──────── MATERIAL PROVIDED ────────

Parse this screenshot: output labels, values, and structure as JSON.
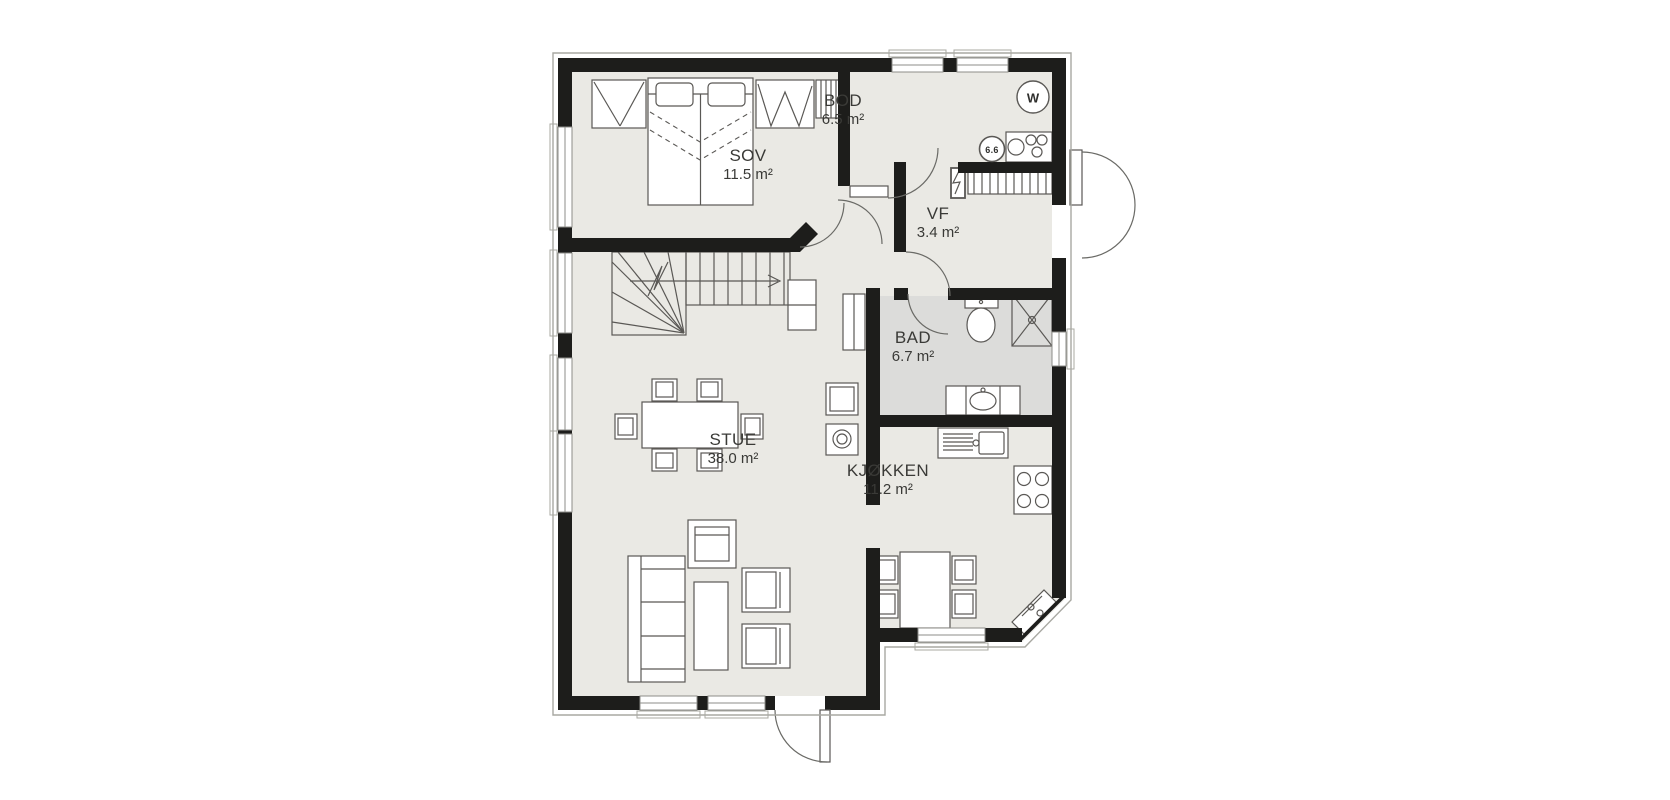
{
  "rooms": [
    {
      "name": "SOV",
      "area": "11.5 m²"
    },
    {
      "name": "BOD",
      "area": "6.5 m²"
    },
    {
      "name": "VF",
      "area": "3.4 m²"
    },
    {
      "name": "BAD",
      "area": "6.7 m²"
    },
    {
      "name": "STUE",
      "area": "38.0 m²"
    },
    {
      "name": "KJØKKEN",
      "area": "11.2 m²"
    }
  ],
  "markers": {
    "water_heater": "W",
    "cabinet_label": "6.6"
  },
  "colors": {
    "wall": "#1d1d1b",
    "floor": "#eae9e4",
    "bath_floor": "#dcdcda",
    "furniture_line": "#5a5855",
    "background": "#ffffff"
  }
}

────────

### SET PROBLEM
Omit every picture, then reproduce the rest of the listing exactly.

### TASK ANSWER
Parse this screenshot: output labels, values, and structure as JSON.
{
  "rooms": [
    {
      "name": "SOV",
      "area": "11.5 m²"
    },
    {
      "name": "BOD",
      "area": "6.5 m²"
    },
    {
      "name": "VF",
      "area": "3.4 m²"
    },
    {
      "name": "BAD",
      "area": "6.7 m²"
    },
    {
      "name": "STUE",
      "area": "38.0 m²"
    },
    {
      "name": "KJØKKEN",
      "area": "11.2 m²"
    }
  ],
  "markers": {
    "water_heater": "W",
    "cabinet_label": "6.6"
  },
  "colors": {
    "wall": "#1d1d1b",
    "floor": "#eae9e4",
    "bath_floor": "#dcdcda",
    "furniture_line": "#5a5855",
    "background": "#ffffff"
  }
}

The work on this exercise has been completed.